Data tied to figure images
───

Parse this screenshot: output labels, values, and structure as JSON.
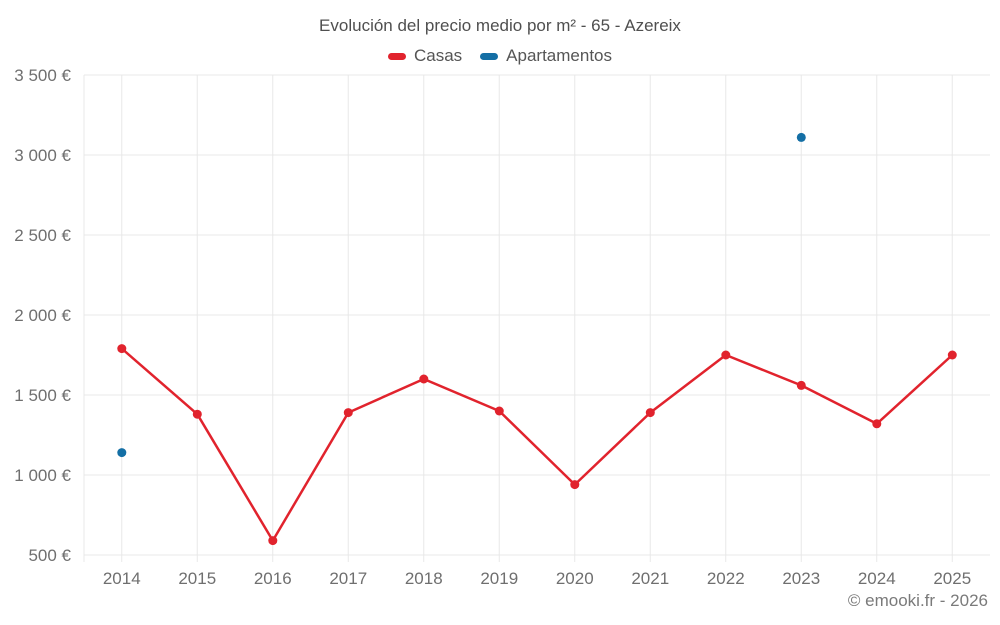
{
  "chart_data": {
    "type": "line",
    "title": "Evolución del precio medio por m² - 65 - Azereix",
    "credit": "© emooki.fr - 2026",
    "categories": [
      "2014",
      "2015",
      "2016",
      "2017",
      "2018",
      "2019",
      "2020",
      "2021",
      "2022",
      "2023",
      "2024",
      "2025"
    ],
    "series": [
      {
        "name": "Casas",
        "color": "#e1232d",
        "values": [
          1790,
          1380,
          590,
          1390,
          1600,
          1400,
          940,
          1390,
          1750,
          1560,
          1320,
          1750
        ]
      },
      {
        "name": "Apartamentos",
        "color": "#146fa5",
        "values": [
          1140,
          null,
          null,
          null,
          null,
          null,
          null,
          null,
          null,
          3110,
          null,
          null
        ]
      }
    ],
    "ylim": [
      500,
      3500
    ],
    "y_ticks": [
      {
        "value": 500,
        "label": "500 €"
      },
      {
        "value": 1000,
        "label": "1 000 €"
      },
      {
        "value": 1500,
        "label": "1 500 €"
      },
      {
        "value": 2000,
        "label": "2 000 €"
      },
      {
        "value": 2500,
        "label": "2 500 €"
      },
      {
        "value": 3000,
        "label": "3 000 €"
      },
      {
        "value": 3500,
        "label": "3 500 €"
      }
    ],
    "xlabel": "",
    "ylabel": "",
    "grid": true,
    "legend_position": "top",
    "grid_color": "#e8e8e8",
    "axis_label_color": "#6f6f6f",
    "background_color": "#ffffff"
  }
}
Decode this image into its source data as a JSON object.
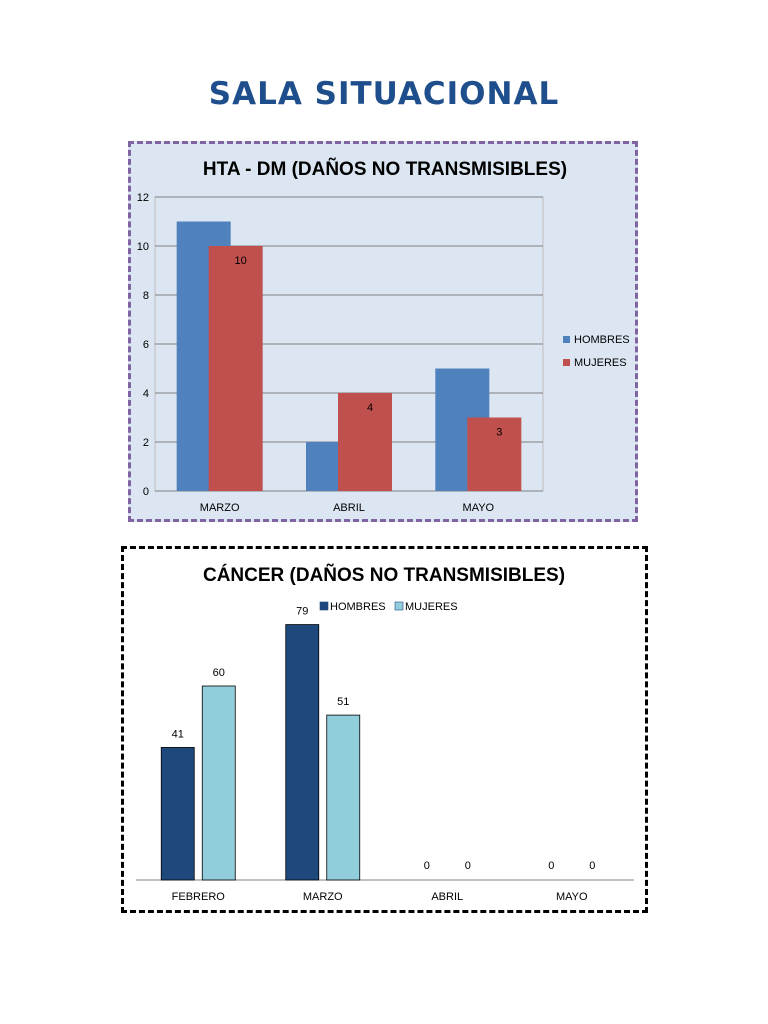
{
  "page": {
    "title": "SALA SITUACIONAL"
  },
  "chart_data": [
    {
      "type": "bar",
      "title": "HTA - DM (DAÑOS NO TRANSMISIBLES)",
      "categories": [
        "MARZO",
        "ABRIL",
        "MAYO"
      ],
      "series": [
        {
          "name": "HOMBRES",
          "values": [
            11,
            2,
            5
          ],
          "color": "#4f81bd"
        },
        {
          "name": "MUJERES",
          "values": [
            10,
            4,
            3
          ],
          "color": "#c0504d"
        }
      ],
      "data_labels": {
        "series": "MUJERES",
        "labels": [
          "10",
          "4",
          "3"
        ]
      },
      "ylim": [
        0,
        12
      ],
      "yticks": [
        "0",
        "2",
        "4",
        "6",
        "8",
        "10",
        "12"
      ],
      "grid": true,
      "legend": "right"
    },
    {
      "type": "bar",
      "title": "CÁNCER (DAÑOS NO TRANSMISIBLES)",
      "categories": [
        "FEBRERO",
        "MARZO",
        "ABRIL",
        "MAYO"
      ],
      "series": [
        {
          "name": "HOMBRES",
          "values": [
            41,
            79,
            0,
            0
          ],
          "color": "#1f497d"
        },
        {
          "name": "MUJERES",
          "values": [
            60,
            51,
            0,
            0
          ],
          "color": "#92cddc"
        }
      ],
      "data_labels": {
        "series": "all"
      },
      "ylim": [
        0,
        90
      ],
      "grid": false,
      "legend": "top"
    }
  ]
}
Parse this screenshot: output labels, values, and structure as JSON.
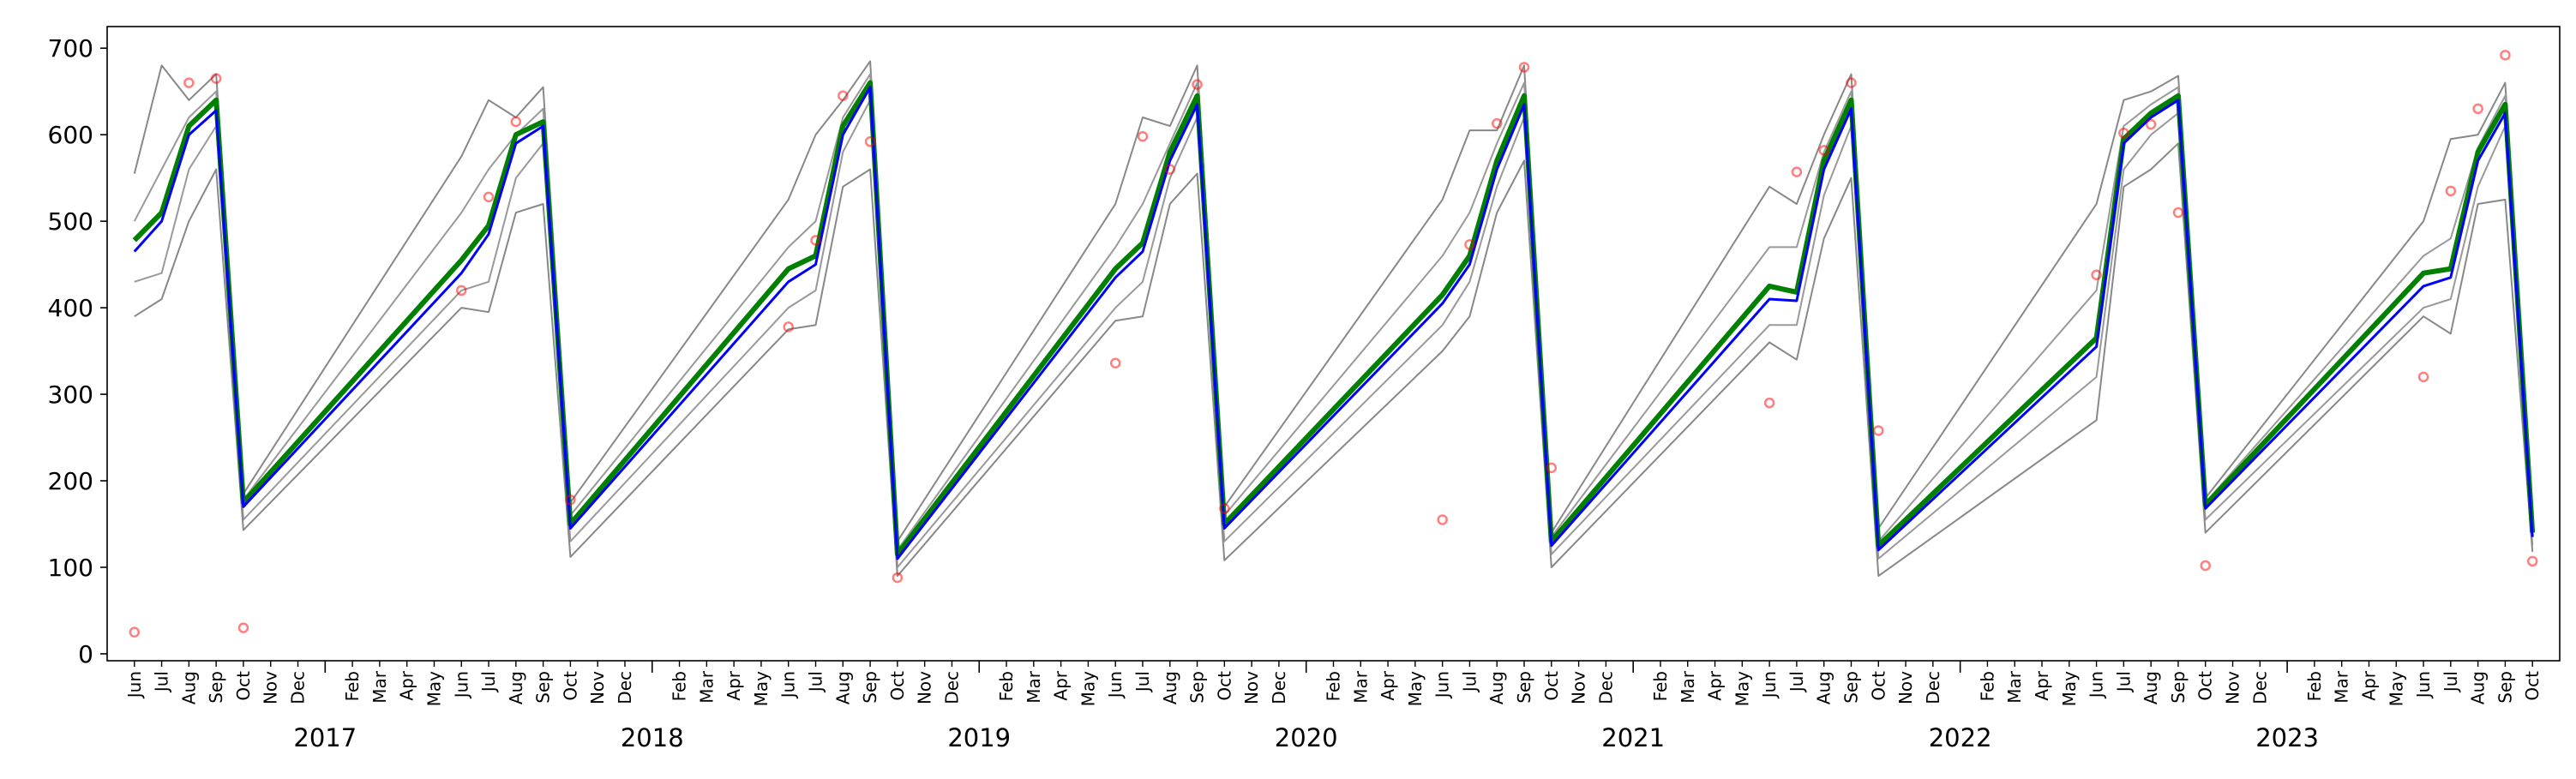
{
  "chart_data": {
    "type": "line",
    "x": [
      "2016-06",
      "2016-07",
      "2016-08",
      "2016-09",
      "2016-10",
      "2017-06",
      "2017-07",
      "2017-08",
      "2017-09",
      "2017-10",
      "2018-06",
      "2018-07",
      "2018-08",
      "2018-09",
      "2018-10",
      "2019-06",
      "2019-07",
      "2019-08",
      "2019-09",
      "2019-10",
      "2020-06",
      "2020-07",
      "2020-08",
      "2020-09",
      "2020-10",
      "2021-06",
      "2021-07",
      "2021-08",
      "2021-09",
      "2021-10",
      "2022-06",
      "2022-07",
      "2022-08",
      "2022-09",
      "2022-10",
      "2023-06",
      "2023-07",
      "2023-08",
      "2023-09",
      "2023-10"
    ],
    "series": [
      {
        "color": "#888888",
        "width": 1,
        "values": [
          555,
          680,
          640,
          670,
          185,
          575,
          640,
          620,
          655,
          175,
          525,
          600,
          640,
          685,
          130,
          520,
          620,
          610,
          680,
          170,
          525,
          605,
          605,
          680,
          140,
          540,
          520,
          600,
          670,
          145,
          520,
          640,
          650,
          668,
          180,
          500,
          595,
          600,
          660,
          165
        ]
      },
      {
        "color": "#999999",
        "width": 1,
        "values": [
          500,
          560,
          620,
          650,
          178,
          510,
          560,
          600,
          630,
          160,
          470,
          500,
          620,
          670,
          120,
          470,
          520,
          590,
          660,
          160,
          460,
          510,
          590,
          660,
          135,
          470,
          470,
          580,
          650,
          130,
          420,
          610,
          635,
          655,
          175,
          460,
          480,
          585,
          645,
          150
        ]
      },
      {
        "color": "#999999",
        "width": 1,
        "values": [
          430,
          440,
          560,
          610,
          155,
          420,
          430,
          550,
          590,
          130,
          400,
          420,
          580,
          640,
          100,
          400,
          430,
          550,
          620,
          130,
          380,
          430,
          540,
          620,
          115,
          380,
          380,
          530,
          610,
          110,
          320,
          560,
          600,
          625,
          155,
          400,
          410,
          540,
          610,
          125
        ]
      },
      {
        "color": "#888888",
        "width": 1,
        "values": [
          390,
          410,
          500,
          560,
          143,
          400,
          395,
          510,
          520,
          112,
          375,
          380,
          540,
          560,
          90,
          385,
          390,
          520,
          555,
          108,
          350,
          390,
          510,
          570,
          100,
          360,
          340,
          480,
          550,
          90,
          270,
          540,
          560,
          590,
          140,
          390,
          370,
          520,
          525,
          118
        ]
      },
      {
        "color": "#008000",
        "width": 3,
        "values": [
          478,
          510,
          610,
          640,
          175,
          455,
          495,
          600,
          615,
          150,
          445,
          460,
          610,
          660,
          115,
          445,
          475,
          580,
          645,
          150,
          415,
          460,
          570,
          645,
          130,
          425,
          418,
          570,
          640,
          125,
          365,
          595,
          625,
          645,
          172,
          440,
          445,
          580,
          635,
          140
        ]
      },
      {
        "color": "#0000ff",
        "width": 1.5,
        "values": [
          465,
          500,
          600,
          628,
          170,
          440,
          485,
          590,
          610,
          145,
          430,
          450,
          600,
          655,
          110,
          435,
          465,
          570,
          635,
          145,
          405,
          450,
          560,
          635,
          125,
          410,
          408,
          560,
          630,
          120,
          355,
          590,
          620,
          640,
          168,
          425,
          435,
          570,
          625,
          135
        ]
      },
      {
        "color": "#ff0000",
        "type": "scatter",
        "values": [
          25,
          null,
          660,
          665,
          30,
          420,
          528,
          615,
          null,
          178,
          378,
          478,
          645,
          592,
          88,
          336,
          598,
          560,
          658,
          168,
          155,
          473,
          613,
          678,
          215,
          290,
          557,
          582,
          660,
          258,
          438,
          602,
          612,
          510,
          102,
          320,
          535,
          630,
          692,
          107
        ]
      }
    ],
    "xlim": [
      "2016-05",
      "2023-11"
    ],
    "ylim": [
      -8,
      725
    ],
    "yticks": [
      0,
      100,
      200,
      300,
      400,
      500,
      600,
      700
    ],
    "xticks": [
      {
        "value": "2016-06",
        "label": "Jun"
      },
      {
        "value": "2016-07",
        "label": "Jul"
      },
      {
        "value": "2016-08",
        "label": "Aug"
      },
      {
        "value": "2016-09",
        "label": "Sep"
      },
      {
        "value": "2016-10",
        "label": "Oct"
      },
      {
        "value": "2016-11",
        "label": "Nov"
      },
      {
        "value": "2016-12",
        "label": "Dec"
      },
      {
        "value": "2017-02",
        "label": "Feb"
      },
      {
        "value": "2017-03",
        "label": "Mar"
      },
      {
        "value": "2017-04",
        "label": "Apr"
      },
      {
        "value": "2017-05",
        "label": "May"
      },
      {
        "value": "2017-06",
        "label": "Jun"
      },
      {
        "value": "2017-07",
        "label": "Jul"
      },
      {
        "value": "2017-08",
        "label": "Aug"
      },
      {
        "value": "2017-09",
        "label": "Sep"
      },
      {
        "value": "2017-10",
        "label": "Oct"
      },
      {
        "value": "2017-11",
        "label": "Nov"
      },
      {
        "value": "2017-12",
        "label": "Dec"
      },
      {
        "value": "2018-02",
        "label": "Feb"
      },
      {
        "value": "2018-03",
        "label": "Mar"
      },
      {
        "value": "2018-04",
        "label": "Apr"
      },
      {
        "value": "2018-05",
        "label": "May"
      },
      {
        "value": "2018-06",
        "label": "Jun"
      },
      {
        "value": "2018-07",
        "label": "Jul"
      },
      {
        "value": "2018-08",
        "label": "Aug"
      },
      {
        "value": "2018-09",
        "label": "Sep"
      },
      {
        "value": "2018-10",
        "label": "Oct"
      },
      {
        "value": "2018-11",
        "label": "Nov"
      },
      {
        "value": "2018-12",
        "label": "Dec"
      },
      {
        "value": "2019-02",
        "label": "Feb"
      },
      {
        "value": "2019-03",
        "label": "Mar"
      },
      {
        "value": "2019-04",
        "label": "Apr"
      },
      {
        "value": "2019-05",
        "label": "May"
      },
      {
        "value": "2019-06",
        "label": "Jun"
      },
      {
        "value": "2019-07",
        "label": "Jul"
      },
      {
        "value": "2019-08",
        "label": "Aug"
      },
      {
        "value": "2019-09",
        "label": "Sep"
      },
      {
        "value": "2019-10",
        "label": "Oct"
      },
      {
        "value": "2019-11",
        "label": "Nov"
      },
      {
        "value": "2019-12",
        "label": "Dec"
      },
      {
        "value": "2020-02",
        "label": "Feb"
      },
      {
        "value": "2020-03",
        "label": "Mar"
      },
      {
        "value": "2020-04",
        "label": "Apr"
      },
      {
        "value": "2020-05",
        "label": "May"
      },
      {
        "value": "2020-06",
        "label": "Jun"
      },
      {
        "value": "2020-07",
        "label": "Jul"
      },
      {
        "value": "2020-08",
        "label": "Aug"
      },
      {
        "value": "2020-09",
        "label": "Sep"
      },
      {
        "value": "2020-10",
        "label": "Oct"
      },
      {
        "value": "2020-11",
        "label": "Nov"
      },
      {
        "value": "2020-12",
        "label": "Dec"
      },
      {
        "value": "2021-02",
        "label": "Feb"
      },
      {
        "value": "2021-03",
        "label": "Mar"
      },
      {
        "value": "2021-04",
        "label": "Apr"
      },
      {
        "value": "2021-05",
        "label": "May"
      },
      {
        "value": "2021-06",
        "label": "Jun"
      },
      {
        "value": "2021-07",
        "label": "Jul"
      },
      {
        "value": "2021-08",
        "label": "Aug"
      },
      {
        "value": "2021-09",
        "label": "Sep"
      },
      {
        "value": "2021-10",
        "label": "Oct"
      },
      {
        "value": "2021-11",
        "label": "Nov"
      },
      {
        "value": "2021-12",
        "label": "Dec"
      },
      {
        "value": "2022-02",
        "label": "Feb"
      },
      {
        "value": "2022-03",
        "label": "Mar"
      },
      {
        "value": "2022-04",
        "label": "Apr"
      },
      {
        "value": "2022-05",
        "label": "May"
      },
      {
        "value": "2022-06",
        "label": "Jun"
      },
      {
        "value": "2022-07",
        "label": "Jul"
      },
      {
        "value": "2022-08",
        "label": "Aug"
      },
      {
        "value": "2022-09",
        "label": "Sep"
      },
      {
        "value": "2022-10",
        "label": "Oct"
      },
      {
        "value": "2022-11",
        "label": "Nov"
      },
      {
        "value": "2022-12",
        "label": "Dec"
      },
      {
        "value": "2023-02",
        "label": "Feb"
      },
      {
        "value": "2023-03",
        "label": "Mar"
      },
      {
        "value": "2023-04",
        "label": "Apr"
      },
      {
        "value": "2023-05",
        "label": "May"
      },
      {
        "value": "2023-06",
        "label": "Jun"
      },
      {
        "value": "2023-07",
        "label": "Jul"
      },
      {
        "value": "2023-08",
        "label": "Aug"
      },
      {
        "value": "2023-09",
        "label": "Sep"
      },
      {
        "value": "2023-10",
        "label": "Oct"
      }
    ],
    "xticks_major": [
      {
        "value": "2017-01",
        "label": "2017"
      },
      {
        "value": "2018-01",
        "label": "2018"
      },
      {
        "value": "2019-01",
        "label": "2019"
      },
      {
        "value": "2020-01",
        "label": "2020"
      },
      {
        "value": "2021-01",
        "label": "2021"
      },
      {
        "value": "2022-01",
        "label": "2022"
      },
      {
        "value": "2023-01",
        "label": "2023"
      }
    ]
  }
}
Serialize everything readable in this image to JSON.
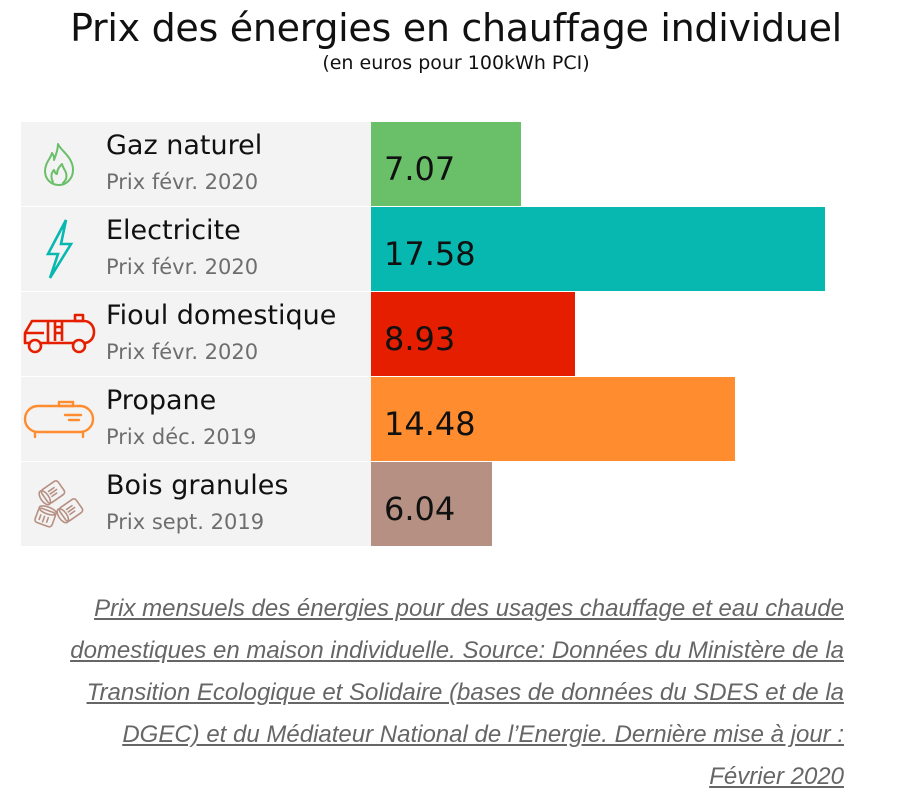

───

* _STATED EXERCISE_: Gather each line of the listing that holds the string "TRANSMISIBLES".

* _EXERCISE SOLUTION_:
      "title": "HTA - DM (DAÑOS NO TRANSMISIBLES)",
      "title": "CÁNCER (DAÑOS NO TRANSMISIBLES)",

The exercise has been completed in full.